» **WRITTEN PROBLEM**
Among the lines below, count those containing the word "Select". Give the number only.

============

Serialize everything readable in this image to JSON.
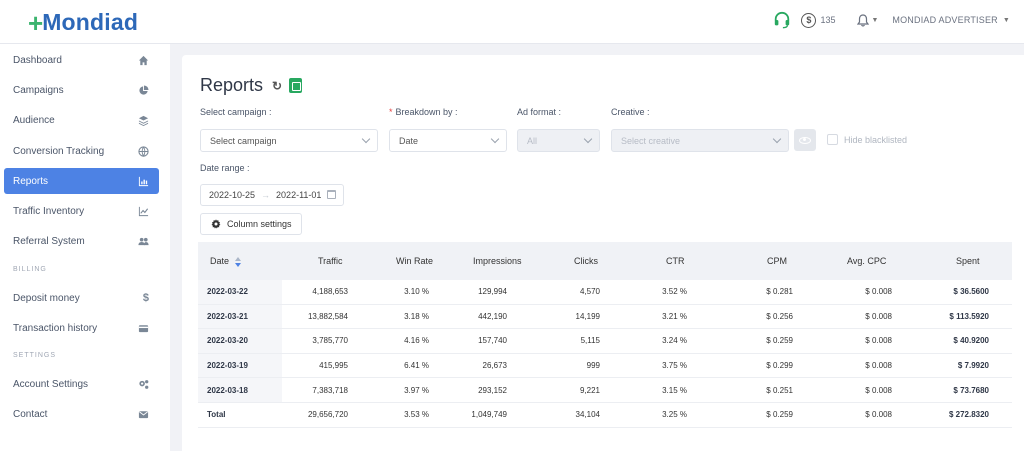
{
  "brand": {
    "logo_mark": "+",
    "logo_text": "Mondiad"
  },
  "header": {
    "support_icon": "headset-icon",
    "balance": "135",
    "balance_icon": "dollar-coin-icon",
    "notifications_icon": "bell-icon",
    "account_name": "MONDIAD ADVERTISER"
  },
  "sidebar": {
    "items": [
      {
        "label": "Dashboard",
        "icon": "home-icon"
      },
      {
        "label": "Campaigns",
        "icon": "pie-chart-icon"
      },
      {
        "label": "Audience",
        "icon": "layers-icon"
      },
      {
        "label": "Conversion Tracking",
        "icon": "globe-icon"
      },
      {
        "label": "Reports",
        "icon": "bar-chart-icon",
        "active": true
      },
      {
        "label": "Traffic Inventory",
        "icon": "line-chart-icon"
      },
      {
        "label": "Referral System",
        "icon": "users-icon"
      }
    ],
    "billing_label": "BILLING",
    "billing_items": [
      {
        "label": "Deposit money",
        "icon": "dollar-icon"
      },
      {
        "label": "Transaction history",
        "icon": "card-icon"
      }
    ],
    "settings_label": "SETTINGS",
    "settings_items": [
      {
        "label": "Account Settings",
        "icon": "gears-icon"
      },
      {
        "label": "Contact",
        "icon": "envelope-icon"
      }
    ]
  },
  "page": {
    "title": "Reports",
    "refresh_icon": "refresh-icon",
    "export_icon": "spreadsheet-icon"
  },
  "filters": {
    "campaign_label": "Select campaign :",
    "campaign_value": "Select campaign",
    "breakdown_label": "Breakdown by :",
    "breakdown_value": "Date",
    "adformat_label": "Ad format :",
    "adformat_value": "All",
    "creative_label": "Creative :",
    "creative_value": "Select creative",
    "hide_blacklisted": "Hide blacklisted",
    "daterange_label": "Date range :",
    "date_from": "2022-10-25",
    "date_to": "2022-11-01",
    "column_settings": "Column settings"
  },
  "table": {
    "columns": [
      "Date",
      "Traffic",
      "Win Rate",
      "Impressions",
      "Clicks",
      "CTR",
      "CPM",
      "Avg. CPC",
      "Spent"
    ],
    "rows": [
      [
        "2022-03-22",
        "4,188,653",
        "3.10 %",
        "129,994",
        "4,570",
        "3.52 %",
        "$ 0.281",
        "$ 0.008",
        "$ 36.5600"
      ],
      [
        "2022-03-21",
        "13,882,584",
        "3.18 %",
        "442,190",
        "14,199",
        "3.21 %",
        "$ 0.256",
        "$ 0.008",
        "$ 113.5920"
      ],
      [
        "2022-03-20",
        "3,785,770",
        "4.16 %",
        "157,740",
        "5,115",
        "3.24 %",
        "$ 0.259",
        "$ 0.008",
        "$ 40.9200"
      ],
      [
        "2022-03-19",
        "415,995",
        "6.41 %",
        "26,673",
        "999",
        "3.75 %",
        "$ 0.299",
        "$ 0.008",
        "$ 7.9920"
      ],
      [
        "2022-03-18",
        "7,383,718",
        "3.97 %",
        "293,152",
        "9,221",
        "3.15 %",
        "$ 0.251",
        "$ 0.008",
        "$ 73.7680"
      ]
    ],
    "total": [
      "Total",
      "29,656,720",
      "3.53 %",
      "1,049,749",
      "34,104",
      "3.25 %",
      "$ 0.259",
      "$ 0.008",
      "$ 272.8320"
    ]
  }
}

============

» **WRITTEN RESPONSE**
3